#### WHAT YOU NEED TO DO:
All of the records below must be output exactly, with no pictures carried over.

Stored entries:

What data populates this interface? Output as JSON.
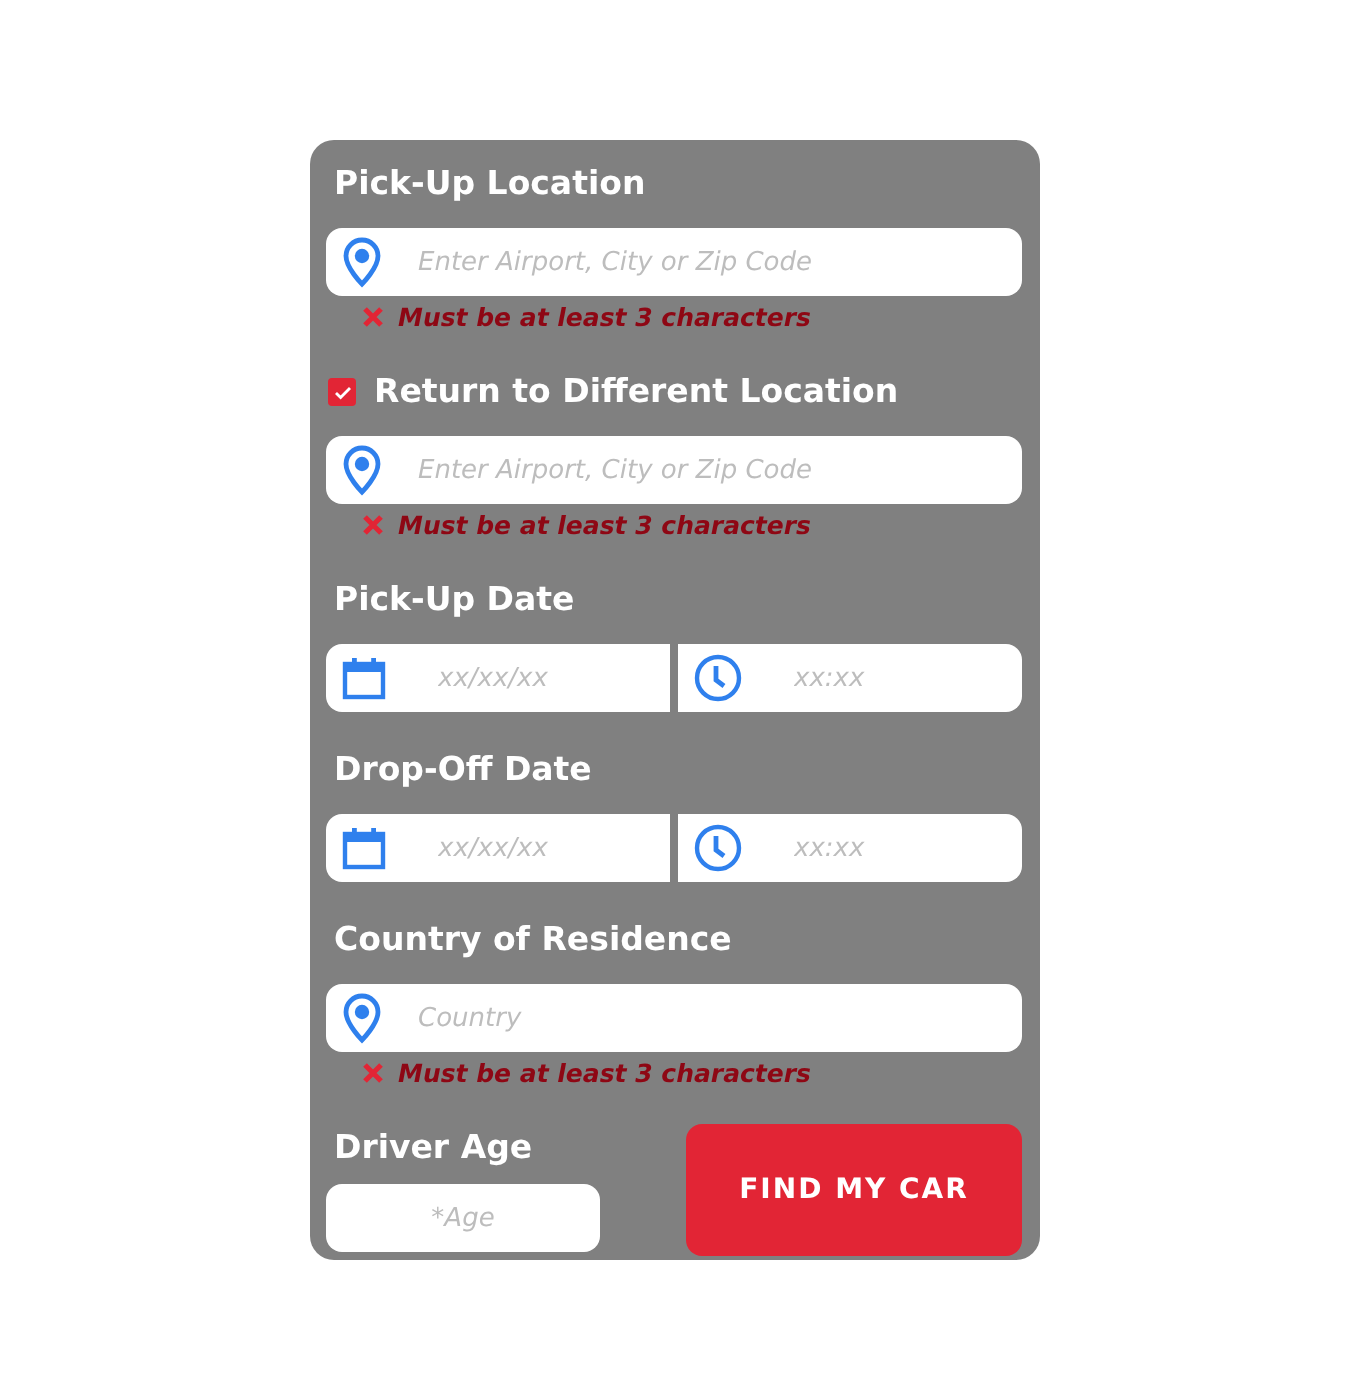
{
  "pickup_location": {
    "label": "Pick-Up Location",
    "placeholder": "Enter Airport, City or Zip Code",
    "error": "Must be at least 3 characters"
  },
  "return_location": {
    "label": "Return to Different Location",
    "checked": true,
    "placeholder": "Enter Airport, City or Zip Code",
    "error": "Must be at least 3 characters"
  },
  "pickup_date": {
    "label": "Pick-Up Date",
    "date_placeholder": "xx/xx/xx",
    "time_placeholder": "xx:xx"
  },
  "dropoff_date": {
    "label": "Drop-Off Date",
    "date_placeholder": "xx/xx/xx",
    "time_placeholder": "xx:xx"
  },
  "country": {
    "label": "Country of Residence",
    "placeholder": "Country",
    "error": "Must be at least 3 characters"
  },
  "driver_age": {
    "label": "Driver Age",
    "placeholder": "*Age"
  },
  "submit_button": "FIND MY CAR"
}
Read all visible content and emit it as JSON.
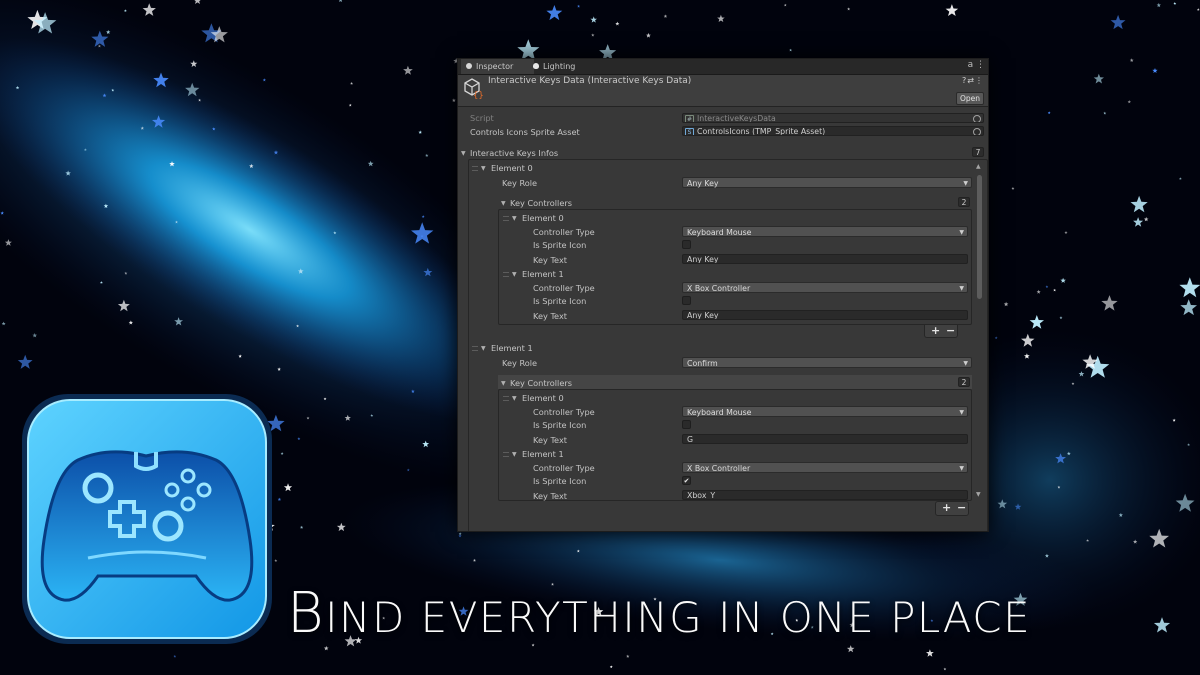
{
  "tabs": [
    {
      "label": "Inspector",
      "icon": "info-icon",
      "active": true
    },
    {
      "label": "Lighting",
      "icon": "lightbulb-icon",
      "active": false
    }
  ],
  "header": {
    "title": "Interactive Keys Data (Interactive Keys Data)",
    "open_label": "Open",
    "icons": [
      "help-icon",
      "preset-icon",
      "more-icon"
    ]
  },
  "script_field": {
    "label": "Script",
    "value": "InteractiveKeysData"
  },
  "sprite_asset_field": {
    "label": "Controls Icons Sprite Asset",
    "value": "ControlsIcons (TMP_Sprite Asset)"
  },
  "list": {
    "label": "Interactive Keys Infos",
    "count": "7",
    "elements": [
      {
        "label": "Element 0",
        "key_role_label": "Key Role",
        "key_role": "Any Key",
        "controllers_label": "Key Controllers",
        "controllers_count": "2",
        "controllers": [
          {
            "label": "Element 0",
            "type_label": "Controller Type",
            "type": "Keyboard Mouse",
            "sprite_label": "Is Sprite Icon",
            "is_sprite": false,
            "text_label": "Key Text",
            "text": "Any Key"
          },
          {
            "label": "Element 1",
            "type_label": "Controller Type",
            "type": "X Box Controller",
            "sprite_label": "Is Sprite Icon",
            "is_sprite": false,
            "text_label": "Key Text",
            "text": "Any Key"
          }
        ]
      },
      {
        "label": "Element 1",
        "key_role_label": "Key Role",
        "key_role": "Confirm",
        "controllers_label": "Key Controllers",
        "controllers_count": "2",
        "controllers": [
          {
            "label": "Element 0",
            "type_label": "Controller Type",
            "type": "Keyboard Mouse",
            "sprite_label": "Is Sprite Icon",
            "is_sprite": false,
            "text_label": "Key Text",
            "text": "G"
          },
          {
            "label": "Element 1",
            "type_label": "Controller Type",
            "type": "X Box Controller",
            "sprite_label": "Is Sprite Icon",
            "is_sprite": true,
            "text_label": "Key Text",
            "text": "Xbox_Y"
          }
        ]
      }
    ]
  },
  "buttons": {
    "plus": "+",
    "minus": "−"
  },
  "checkmark": "✔",
  "tagline": {
    "cap": "B",
    "rest": "ind everything in one place"
  },
  "colors": {
    "panel": "#383838",
    "background": "#01030d",
    "glow": "#1fb8ff",
    "logo_blue": "#29b6f6"
  }
}
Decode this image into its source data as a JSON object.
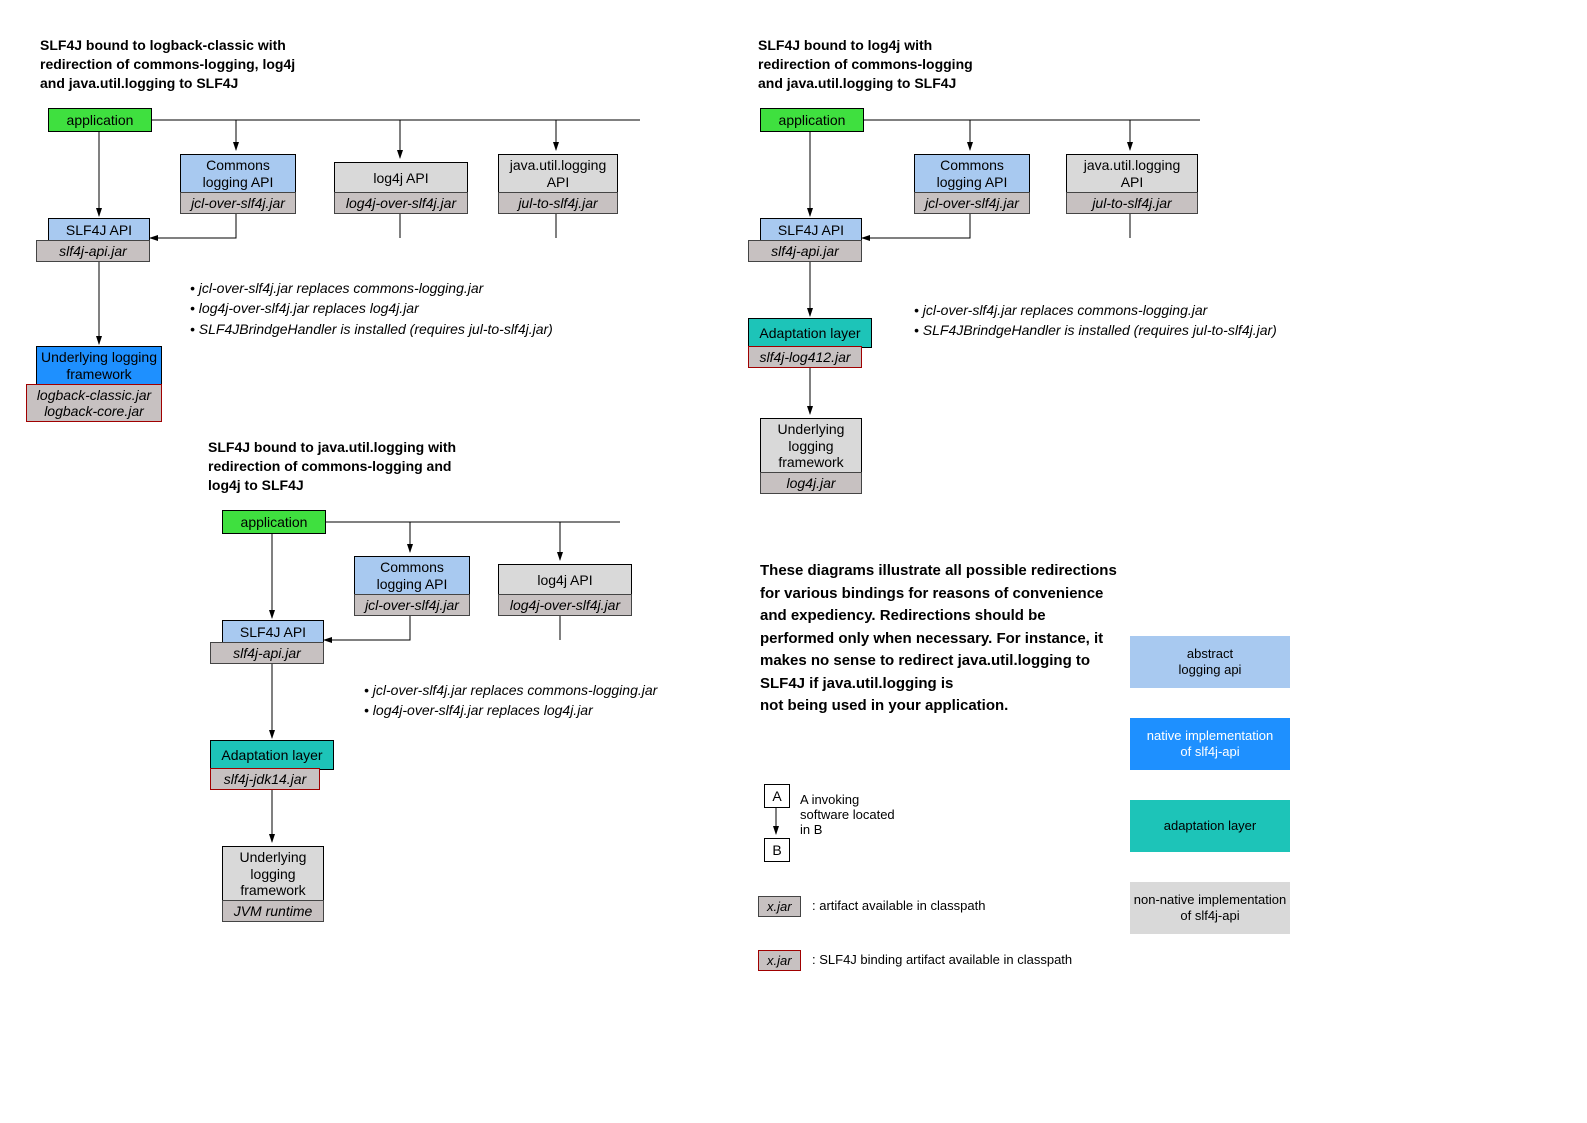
{
  "d1": {
    "title": "SLF4J bound to logback-classic with\nredirection of commons-logging, log4j\nand java.util.logging to SLF4J",
    "app": "application",
    "commons": "Commons\nlogging API",
    "commons_jar": "jcl-over-slf4j.jar",
    "log4j": "log4j API",
    "log4j_jar": "log4j-over-slf4j.jar",
    "jul": "java.util.logging\nAPI",
    "jul_jar": "jul-to-slf4j.jar",
    "slf4j": "SLF4J API",
    "slf4j_jar": "slf4j-api.jar",
    "under": "Underlying logging\nframework",
    "under_jar": "logback-classic.jar\nlogback-core.jar",
    "b1": "jcl-over-slf4j.jar replaces commons-logging.jar",
    "b2": "log4j-over-slf4j.jar replaces log4j.jar",
    "b3": "SLF4JBrindgeHandler is installed (requires jul-to-slf4j.jar)"
  },
  "d2": {
    "title": "SLF4J bound to java.util.logging with\nredirection of commons-logging and\nlog4j to SLF4J",
    "app": "application",
    "commons": "Commons\nlogging API",
    "commons_jar": "jcl-over-slf4j.jar",
    "log4j": "log4j API",
    "log4j_jar": "log4j-over-slf4j.jar",
    "slf4j": "SLF4J API",
    "slf4j_jar": "slf4j-api.jar",
    "adapt": "Adaptation layer",
    "adapt_jar": "slf4j-jdk14.jar",
    "under": "Underlying\nlogging\nframework",
    "under_jar": "JVM runtime",
    "b1": "jcl-over-slf4j.jar replaces commons-logging.jar",
    "b2": "log4j-over-slf4j.jar replaces log4j.jar"
  },
  "d3": {
    "title": "SLF4J bound to log4j with\nredirection of commons-logging\nand java.util.logging to SLF4J",
    "app": "application",
    "commons": "Commons\nlogging API",
    "commons_jar": "jcl-over-slf4j.jar",
    "jul": "java.util.logging\nAPI",
    "jul_jar": "jul-to-slf4j.jar",
    "slf4j": "SLF4J API",
    "slf4j_jar": "slf4j-api.jar",
    "adapt": "Adaptation layer",
    "adapt_jar": "slf4j-log412.jar",
    "under": "Underlying\nlogging\nframework",
    "under_jar": "log4j.jar",
    "b1": "jcl-over-slf4j.jar replaces commons-logging.jar",
    "b2": "SLF4JBrindgeHandler is installed (requires jul-to-slf4j.jar)"
  },
  "note": "These diagrams illustrate all possible redirections for various bindings for reasons of convenience and expediency. Redirections should be performed only when necessary. For instance, it makes no sense to redirect java.util.logging to SLF4J if java.util.logging is\nnot being used in your application.",
  "legend": {
    "a": "A",
    "b": "B",
    "ab": "A invoking\nsoftware located\nin B",
    "xjar": "x.jar",
    "xjar_txt": ": artifact available in classpath",
    "bindjar": "x.jar",
    "bindjar_txt": ": SLF4J binding artifact available in classpath",
    "c1": "abstract\nlogging api",
    "c2": "native implementation\nof slf4j-api",
    "c3": "adaptation layer",
    "c4": "non-native implementation\nof slf4j-api"
  }
}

#### CORRECT RESPONSE:
What data populates this interface? Output as JSON.
{
  "pickup_location": {
    "label": "Pick-Up Location",
    "placeholder": "Enter Airport, City or Zip Code",
    "error": "Must be at least 3 characters"
  },
  "return_location": {
    "label": "Return to Different Location",
    "checked": true,
    "placeholder": "Enter Airport, City or Zip Code",
    "error": "Must be at least 3 characters"
  },
  "pickup_date": {
    "label": "Pick-Up Date",
    "date_placeholder": "xx/xx/xx",
    "time_placeholder": "xx:xx"
  },
  "dropoff_date": {
    "label": "Drop-Off Date",
    "date_placeholder": "xx/xx/xx",
    "time_placeholder": "xx:xx"
  },
  "country": {
    "label": "Country of Residence",
    "placeholder": "Country",
    "error": "Must be at least 3 characters"
  },
  "driver_age": {
    "label": "Driver Age",
    "placeholder": "*Age"
  },
  "submit_button": "FIND MY CAR"
}
Read all visible content and emit it as JSON.
{
  "tabs": [
    {
      "label": "Inspector",
      "icon": "info-icon",
      "active": true
    },
    {
      "label": "Lighting",
      "icon": "lightbulb-icon",
      "active": false
    }
  ],
  "header": {
    "title": "Interactive Keys Data (Interactive Keys Data)",
    "open_label": "Open",
    "icons": [
      "help-icon",
      "preset-icon",
      "more-icon"
    ]
  },
  "script_field": {
    "label": "Script",
    "value": "InteractiveKeysData"
  },
  "sprite_asset_field": {
    "label": "Controls Icons Sprite Asset",
    "value": "ControlsIcons (TMP_Sprite Asset)"
  },
  "list": {
    "label": "Interactive Keys Infos",
    "count": "7",
    "elements": [
      {
        "label": "Element 0",
        "key_role_label": "Key Role",
        "key_role": "Any Key",
        "controllers_label": "Key Controllers",
        "controllers_count": "2",
        "controllers": [
          {
            "label": "Element 0",
            "type_label": "Controller Type",
            "type": "Keyboard Mouse",
            "sprite_label": "Is Sprite Icon",
            "is_sprite": false,
            "text_label": "Key Text",
            "text": "Any Key"
          },
          {
            "label": "Element 1",
            "type_label": "Controller Type",
            "type": "X Box Controller",
            "sprite_label": "Is Sprite Icon",
            "is_sprite": false,
            "text_label": "Key Text",
            "text": "Any Key"
          }
        ]
      },
      {
        "label": "Element 1",
        "key_role_label": "Key Role",
        "key_role": "Confirm",
        "controllers_label": "Key Controllers",
        "controllers_count": "2",
        "controllers": [
          {
            "label": "Element 0",
            "type_label": "Controller Type",
            "type": "Keyboard Mouse",
            "sprite_label": "Is Sprite Icon",
            "is_sprite": false,
            "text_label": "Key Text",
            "text": "G"
          },
          {
            "label": "Element 1",
            "type_label": "Controller Type",
            "type": "X Box Controller",
            "sprite_label": "Is Sprite Icon",
            "is_sprite": true,
            "text_label": "Key Text",
            "text": "Xbox_Y"
          }
        ]
      }
    ]
  },
  "buttons": {
    "plus": "+",
    "minus": "−"
  },
  "checkmark": "✔",
  "tagline": {
    "cap": "B",
    "rest": "ind everything in one place"
  },
  "colors": {
    "panel": "#383838",
    "background": "#01030d",
    "glow": "#1fb8ff",
    "logo_blue": "#29b6f6"
  }
}
Decode this image into its source data as a JSON object.
{
  "d1": {
    "title": "SLF4J bound to logback-classic with\nredirection of commons-logging, log4j\nand java.util.logging to SLF4J",
    "app": "application",
    "commons": "Commons\nlogging API",
    "commons_jar": "jcl-over-slf4j.jar",
    "log4j": "log4j API",
    "log4j_jar": "log4j-over-slf4j.jar",
    "jul": "java.util.logging\nAPI",
    "jul_jar": "jul-to-slf4j.jar",
    "slf4j": "SLF4J API",
    "slf4j_jar": "slf4j-api.jar",
    "under": "Underlying logging\nframework",
    "under_jar": "logback-classic.jar\nlogback-core.jar",
    "b1": "jcl-over-slf4j.jar replaces commons-logging.jar",
    "b2": "log4j-over-slf4j.jar replaces log4j.jar",
    "b3": "SLF4JBrindgeHandler is installed (requires jul-to-slf4j.jar)"
  },
  "d2": {
    "title": "SLF4J bound to java.util.logging with\nredirection of commons-logging and\nlog4j to SLF4J",
    "app": "application",
    "commons": "Commons\nlogging API",
    "commons_jar": "jcl-over-slf4j.jar",
    "log4j": "log4j API",
    "log4j_jar": "log4j-over-slf4j.jar",
    "slf4j": "SLF4J API",
    "slf4j_jar": "slf4j-api.jar",
    "adapt": "Adaptation layer",
    "adapt_jar": "slf4j-jdk14.jar",
    "under": "Underlying\nlogging\nframework",
    "under_jar": "JVM runtime",
    "b1": "jcl-over-slf4j.jar replaces commons-logging.jar",
    "b2": "log4j-over-slf4j.jar replaces log4j.jar"
  },
  "d3": {
    "title": "SLF4J bound to log4j with\nredirection of commons-logging\nand java.util.logging to SLF4J",
    "app": "application",
    "commons": "Commons\nlogging API",
    "commons_jar": "jcl-over-slf4j.jar",
    "jul": "java.util.logging\nAPI",
    "jul_jar": "jul-to-slf4j.jar",
    "slf4j": "SLF4J API",
    "slf4j_jar": "slf4j-api.jar",
    "adapt": "Adaptation layer",
    "adapt_jar": "slf4j-log412.jar",
    "under": "Underlying\nlogging\nframework",
    "under_jar": "log4j.jar",
    "b1": "jcl-over-slf4j.jar replaces commons-logging.jar",
    "b2": "SLF4JBrindgeHandler is installed (requires jul-to-slf4j.jar)"
  },
  "note": "These diagrams illustrate all possible redirections for various bindings for reasons of convenience and expediency. Redirections should be performed only when necessary. For instance, it makes no sense to redirect java.util.logging to SLF4J if java.util.logging is\nnot being used in your application.",
  "legend": {
    "a": "A",
    "b": "B",
    "ab": "A invoking\nsoftware located\nin B",
    "xjar": "x.jar",
    "xjar_txt": ": artifact available in classpath",
    "bindjar": "x.jar",
    "bindjar_txt": ": SLF4J binding artifact available in classpath",
    "c1": "abstract\nlogging api",
    "c2": "native implementation\nof slf4j-api",
    "c3": "adaptation layer",
    "c4": "non-native implementation\nof slf4j-api"
  }
}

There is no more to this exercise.